What needs to be done -
Out of the entries that follow, copy each line containing "panel".

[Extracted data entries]
============

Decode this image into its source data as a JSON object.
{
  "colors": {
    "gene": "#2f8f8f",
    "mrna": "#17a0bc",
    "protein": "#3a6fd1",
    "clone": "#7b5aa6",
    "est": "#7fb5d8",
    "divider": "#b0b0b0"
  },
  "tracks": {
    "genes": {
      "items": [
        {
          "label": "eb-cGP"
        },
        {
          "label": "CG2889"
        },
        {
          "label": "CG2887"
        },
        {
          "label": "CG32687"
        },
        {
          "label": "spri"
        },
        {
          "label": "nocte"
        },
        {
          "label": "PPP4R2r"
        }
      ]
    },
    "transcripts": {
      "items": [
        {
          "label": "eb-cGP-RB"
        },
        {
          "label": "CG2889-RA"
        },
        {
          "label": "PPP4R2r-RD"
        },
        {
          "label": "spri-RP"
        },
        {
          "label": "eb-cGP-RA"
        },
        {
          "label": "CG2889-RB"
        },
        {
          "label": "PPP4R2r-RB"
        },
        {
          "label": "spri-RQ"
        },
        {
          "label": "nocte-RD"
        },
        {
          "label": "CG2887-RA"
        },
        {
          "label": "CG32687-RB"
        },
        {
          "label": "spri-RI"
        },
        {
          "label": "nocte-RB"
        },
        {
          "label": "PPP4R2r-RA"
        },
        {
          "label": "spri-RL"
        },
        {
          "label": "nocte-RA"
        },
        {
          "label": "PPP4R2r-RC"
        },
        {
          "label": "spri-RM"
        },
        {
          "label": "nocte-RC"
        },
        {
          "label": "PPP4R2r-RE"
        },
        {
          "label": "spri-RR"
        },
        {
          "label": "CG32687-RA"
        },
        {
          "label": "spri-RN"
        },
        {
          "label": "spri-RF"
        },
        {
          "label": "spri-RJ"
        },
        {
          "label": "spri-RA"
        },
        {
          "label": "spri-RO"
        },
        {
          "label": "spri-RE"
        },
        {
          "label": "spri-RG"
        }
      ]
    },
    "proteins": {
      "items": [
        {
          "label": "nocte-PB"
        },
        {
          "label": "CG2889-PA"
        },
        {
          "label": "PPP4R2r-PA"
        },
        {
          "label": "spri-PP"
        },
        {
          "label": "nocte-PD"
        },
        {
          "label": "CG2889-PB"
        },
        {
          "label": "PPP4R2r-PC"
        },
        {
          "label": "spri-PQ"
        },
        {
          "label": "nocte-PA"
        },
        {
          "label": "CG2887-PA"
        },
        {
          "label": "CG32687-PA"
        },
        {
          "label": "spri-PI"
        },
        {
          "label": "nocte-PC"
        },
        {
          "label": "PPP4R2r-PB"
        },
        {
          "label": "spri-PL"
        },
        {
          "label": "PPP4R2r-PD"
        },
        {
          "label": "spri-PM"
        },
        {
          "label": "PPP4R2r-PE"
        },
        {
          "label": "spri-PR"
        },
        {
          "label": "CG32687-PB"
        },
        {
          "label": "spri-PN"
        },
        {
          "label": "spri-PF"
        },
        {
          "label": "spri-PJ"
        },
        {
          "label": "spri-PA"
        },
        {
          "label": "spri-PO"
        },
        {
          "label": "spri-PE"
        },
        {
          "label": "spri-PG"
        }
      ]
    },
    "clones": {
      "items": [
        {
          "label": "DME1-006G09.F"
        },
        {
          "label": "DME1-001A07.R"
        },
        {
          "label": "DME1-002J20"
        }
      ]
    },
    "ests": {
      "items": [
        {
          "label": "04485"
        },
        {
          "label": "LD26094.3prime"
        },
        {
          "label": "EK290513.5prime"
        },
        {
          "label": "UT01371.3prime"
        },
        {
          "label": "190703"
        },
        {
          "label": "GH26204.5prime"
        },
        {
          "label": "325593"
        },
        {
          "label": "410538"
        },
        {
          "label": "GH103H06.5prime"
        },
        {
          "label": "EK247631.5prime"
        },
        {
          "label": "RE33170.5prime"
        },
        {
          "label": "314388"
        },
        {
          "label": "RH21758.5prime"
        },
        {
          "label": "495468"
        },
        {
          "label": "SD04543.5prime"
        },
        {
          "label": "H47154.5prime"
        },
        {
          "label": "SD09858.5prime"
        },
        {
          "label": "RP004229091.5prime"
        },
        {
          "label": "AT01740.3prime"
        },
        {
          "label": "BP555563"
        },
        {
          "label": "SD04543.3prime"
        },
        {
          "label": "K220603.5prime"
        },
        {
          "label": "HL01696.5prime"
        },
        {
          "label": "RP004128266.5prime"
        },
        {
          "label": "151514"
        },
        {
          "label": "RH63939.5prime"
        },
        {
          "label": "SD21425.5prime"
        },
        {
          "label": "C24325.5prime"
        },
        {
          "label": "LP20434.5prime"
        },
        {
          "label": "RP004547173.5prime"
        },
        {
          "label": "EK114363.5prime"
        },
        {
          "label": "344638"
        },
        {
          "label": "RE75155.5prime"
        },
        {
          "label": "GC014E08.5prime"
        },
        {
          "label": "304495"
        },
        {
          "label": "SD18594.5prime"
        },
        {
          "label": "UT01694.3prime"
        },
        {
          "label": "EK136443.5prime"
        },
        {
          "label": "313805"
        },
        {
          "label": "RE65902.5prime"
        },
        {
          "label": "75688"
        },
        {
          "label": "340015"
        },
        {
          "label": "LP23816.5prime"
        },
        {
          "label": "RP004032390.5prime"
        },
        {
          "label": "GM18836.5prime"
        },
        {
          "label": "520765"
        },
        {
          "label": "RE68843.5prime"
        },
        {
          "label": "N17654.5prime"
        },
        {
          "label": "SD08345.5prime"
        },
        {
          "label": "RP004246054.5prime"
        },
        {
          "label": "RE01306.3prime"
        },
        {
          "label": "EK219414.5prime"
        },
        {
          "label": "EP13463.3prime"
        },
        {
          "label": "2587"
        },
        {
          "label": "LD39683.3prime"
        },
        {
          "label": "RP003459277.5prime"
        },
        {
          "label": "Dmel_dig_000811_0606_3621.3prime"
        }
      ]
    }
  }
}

============

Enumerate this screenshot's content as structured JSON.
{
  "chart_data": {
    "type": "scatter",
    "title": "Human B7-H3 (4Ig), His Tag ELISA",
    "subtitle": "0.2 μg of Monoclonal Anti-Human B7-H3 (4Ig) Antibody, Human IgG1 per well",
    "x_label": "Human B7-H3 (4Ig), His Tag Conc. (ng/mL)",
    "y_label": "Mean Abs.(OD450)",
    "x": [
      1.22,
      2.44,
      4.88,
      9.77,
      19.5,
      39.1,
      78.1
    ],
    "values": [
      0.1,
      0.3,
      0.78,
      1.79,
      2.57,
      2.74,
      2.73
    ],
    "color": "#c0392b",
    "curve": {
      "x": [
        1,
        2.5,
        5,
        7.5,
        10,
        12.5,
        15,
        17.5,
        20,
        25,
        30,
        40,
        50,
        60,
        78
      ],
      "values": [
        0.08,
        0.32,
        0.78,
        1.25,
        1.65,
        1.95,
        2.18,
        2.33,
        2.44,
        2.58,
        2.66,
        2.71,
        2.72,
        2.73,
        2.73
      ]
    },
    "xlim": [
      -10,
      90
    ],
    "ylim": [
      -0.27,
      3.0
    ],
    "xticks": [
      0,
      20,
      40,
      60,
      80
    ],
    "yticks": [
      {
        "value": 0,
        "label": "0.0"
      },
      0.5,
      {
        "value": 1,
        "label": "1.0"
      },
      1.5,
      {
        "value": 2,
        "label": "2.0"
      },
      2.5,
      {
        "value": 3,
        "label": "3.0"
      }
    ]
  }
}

============

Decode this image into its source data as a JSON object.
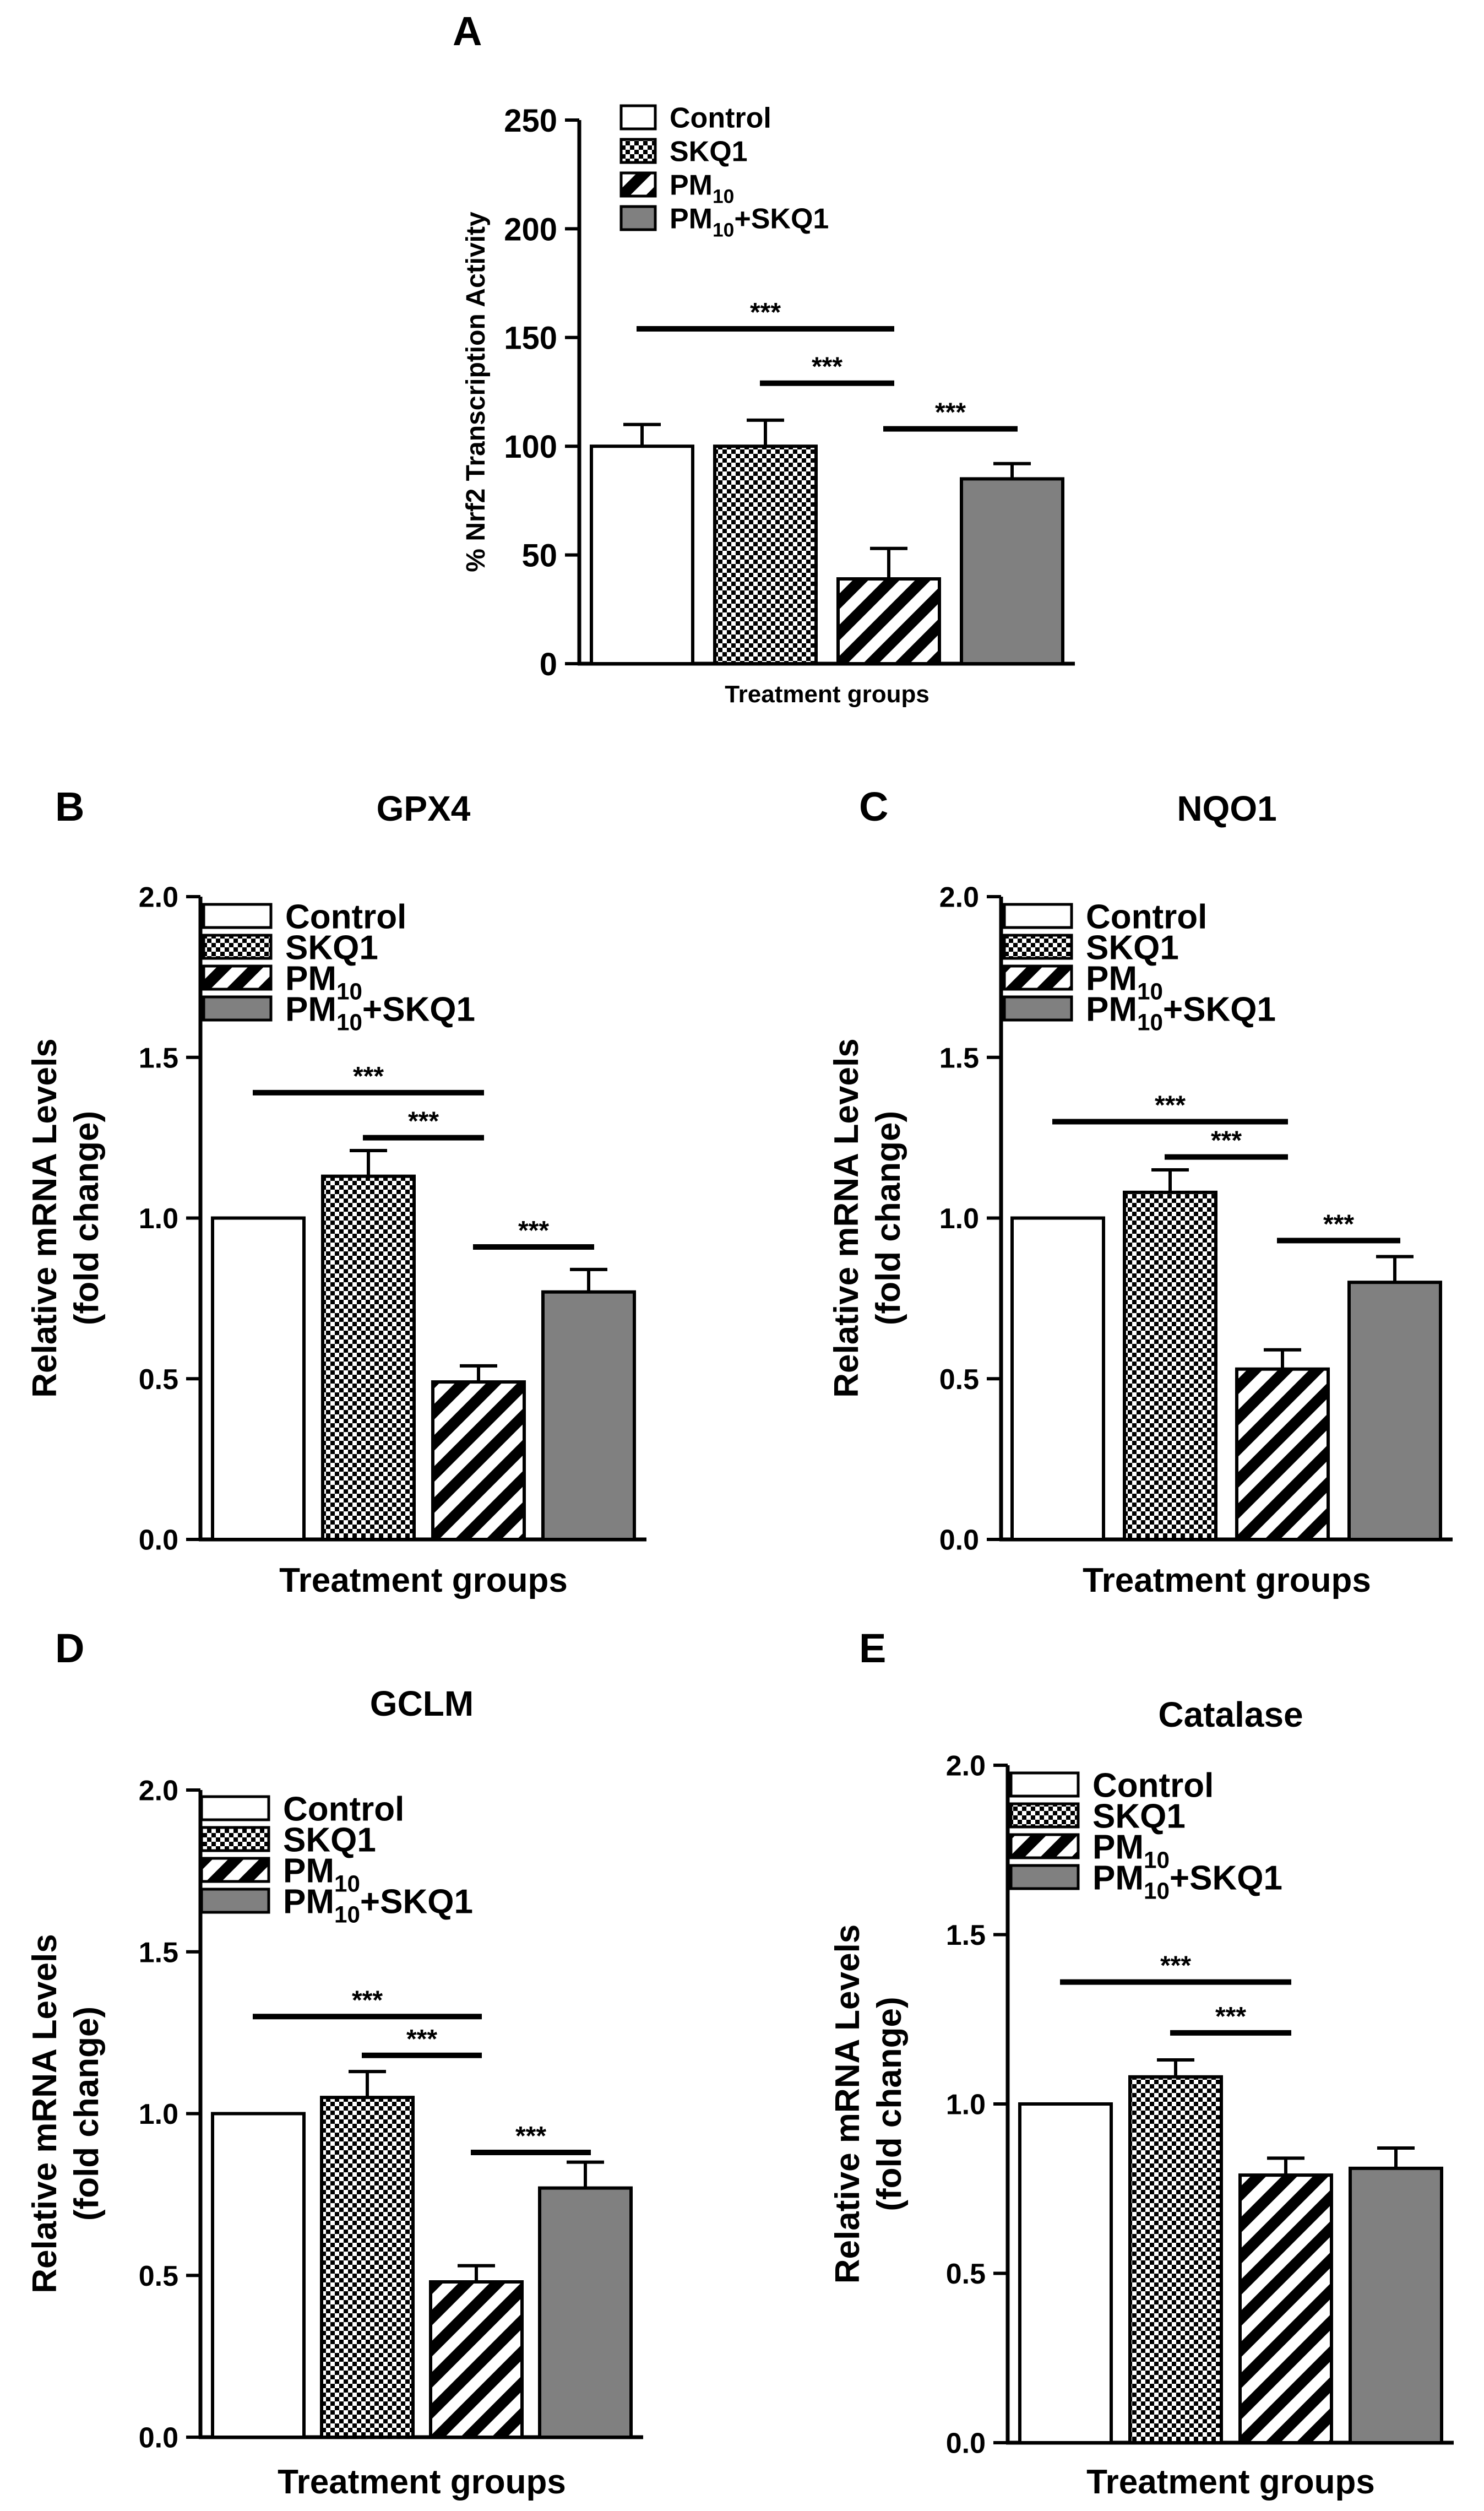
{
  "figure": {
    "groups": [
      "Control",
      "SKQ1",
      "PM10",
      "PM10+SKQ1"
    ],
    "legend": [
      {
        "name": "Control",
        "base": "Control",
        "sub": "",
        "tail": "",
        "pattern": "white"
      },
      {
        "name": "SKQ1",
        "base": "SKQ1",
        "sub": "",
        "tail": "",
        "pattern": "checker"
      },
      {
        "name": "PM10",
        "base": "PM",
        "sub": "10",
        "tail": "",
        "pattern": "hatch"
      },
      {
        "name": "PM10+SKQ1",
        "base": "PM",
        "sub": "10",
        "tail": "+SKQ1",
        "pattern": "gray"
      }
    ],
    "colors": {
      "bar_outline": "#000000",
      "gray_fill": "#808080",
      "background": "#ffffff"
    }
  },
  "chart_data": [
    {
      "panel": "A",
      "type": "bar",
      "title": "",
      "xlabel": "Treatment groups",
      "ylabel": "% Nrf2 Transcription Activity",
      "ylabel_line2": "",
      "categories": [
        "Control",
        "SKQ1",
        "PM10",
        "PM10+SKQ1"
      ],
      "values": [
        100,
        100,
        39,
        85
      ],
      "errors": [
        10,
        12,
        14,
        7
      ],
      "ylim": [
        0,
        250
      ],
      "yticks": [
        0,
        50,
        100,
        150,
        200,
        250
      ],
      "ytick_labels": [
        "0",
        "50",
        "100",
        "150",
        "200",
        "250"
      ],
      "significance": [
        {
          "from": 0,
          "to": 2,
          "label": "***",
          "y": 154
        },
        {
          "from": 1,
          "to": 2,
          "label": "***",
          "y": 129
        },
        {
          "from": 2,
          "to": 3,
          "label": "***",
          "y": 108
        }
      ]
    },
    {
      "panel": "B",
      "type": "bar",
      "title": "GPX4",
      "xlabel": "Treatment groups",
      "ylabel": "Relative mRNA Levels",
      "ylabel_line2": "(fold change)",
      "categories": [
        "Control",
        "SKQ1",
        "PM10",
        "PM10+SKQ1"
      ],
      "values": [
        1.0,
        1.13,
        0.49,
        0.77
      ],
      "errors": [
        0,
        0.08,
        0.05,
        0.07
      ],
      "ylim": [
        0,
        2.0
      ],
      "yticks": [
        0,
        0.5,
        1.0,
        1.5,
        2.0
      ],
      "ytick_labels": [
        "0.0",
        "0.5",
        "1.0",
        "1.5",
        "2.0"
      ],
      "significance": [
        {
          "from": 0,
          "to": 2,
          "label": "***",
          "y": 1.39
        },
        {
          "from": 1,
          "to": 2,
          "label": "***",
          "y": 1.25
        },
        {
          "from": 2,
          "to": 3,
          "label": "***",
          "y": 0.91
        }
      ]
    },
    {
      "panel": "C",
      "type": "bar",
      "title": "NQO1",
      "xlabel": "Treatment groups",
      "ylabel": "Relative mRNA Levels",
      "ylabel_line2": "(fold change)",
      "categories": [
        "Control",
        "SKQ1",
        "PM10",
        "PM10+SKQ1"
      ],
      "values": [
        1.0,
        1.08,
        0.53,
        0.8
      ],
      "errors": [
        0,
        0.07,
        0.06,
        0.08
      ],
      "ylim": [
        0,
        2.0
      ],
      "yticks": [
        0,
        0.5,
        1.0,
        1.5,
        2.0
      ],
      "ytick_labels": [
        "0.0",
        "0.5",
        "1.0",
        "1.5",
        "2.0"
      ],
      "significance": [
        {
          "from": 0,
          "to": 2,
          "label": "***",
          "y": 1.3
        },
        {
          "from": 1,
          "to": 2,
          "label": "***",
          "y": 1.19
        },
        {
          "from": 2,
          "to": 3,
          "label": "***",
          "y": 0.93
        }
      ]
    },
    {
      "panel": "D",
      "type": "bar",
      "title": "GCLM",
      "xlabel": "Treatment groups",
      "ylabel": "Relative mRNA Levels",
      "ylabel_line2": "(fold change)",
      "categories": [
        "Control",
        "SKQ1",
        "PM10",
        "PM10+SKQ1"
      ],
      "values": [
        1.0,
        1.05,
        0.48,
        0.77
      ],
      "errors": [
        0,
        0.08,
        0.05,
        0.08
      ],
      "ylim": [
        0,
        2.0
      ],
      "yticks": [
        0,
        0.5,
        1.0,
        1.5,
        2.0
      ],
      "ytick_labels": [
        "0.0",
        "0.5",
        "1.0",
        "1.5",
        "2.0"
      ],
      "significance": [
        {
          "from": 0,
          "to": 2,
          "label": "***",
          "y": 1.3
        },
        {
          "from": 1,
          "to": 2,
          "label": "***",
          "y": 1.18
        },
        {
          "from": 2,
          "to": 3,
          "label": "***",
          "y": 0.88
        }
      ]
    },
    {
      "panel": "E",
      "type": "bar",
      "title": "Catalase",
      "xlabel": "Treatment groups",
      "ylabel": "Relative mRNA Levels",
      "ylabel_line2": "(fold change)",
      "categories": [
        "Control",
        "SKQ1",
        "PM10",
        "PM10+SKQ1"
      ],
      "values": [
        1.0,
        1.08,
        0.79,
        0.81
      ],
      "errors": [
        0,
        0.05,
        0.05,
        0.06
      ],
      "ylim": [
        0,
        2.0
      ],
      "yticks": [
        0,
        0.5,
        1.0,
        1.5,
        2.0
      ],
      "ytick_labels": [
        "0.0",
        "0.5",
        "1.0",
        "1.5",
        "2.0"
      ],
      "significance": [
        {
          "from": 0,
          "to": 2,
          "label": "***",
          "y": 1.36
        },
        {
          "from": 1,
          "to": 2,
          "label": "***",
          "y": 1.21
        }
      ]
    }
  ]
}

============

Result of this task -
      "panel": "A",
      "panel": "B",
      "panel": "C",
      "panel": "D",
      "panel": "E",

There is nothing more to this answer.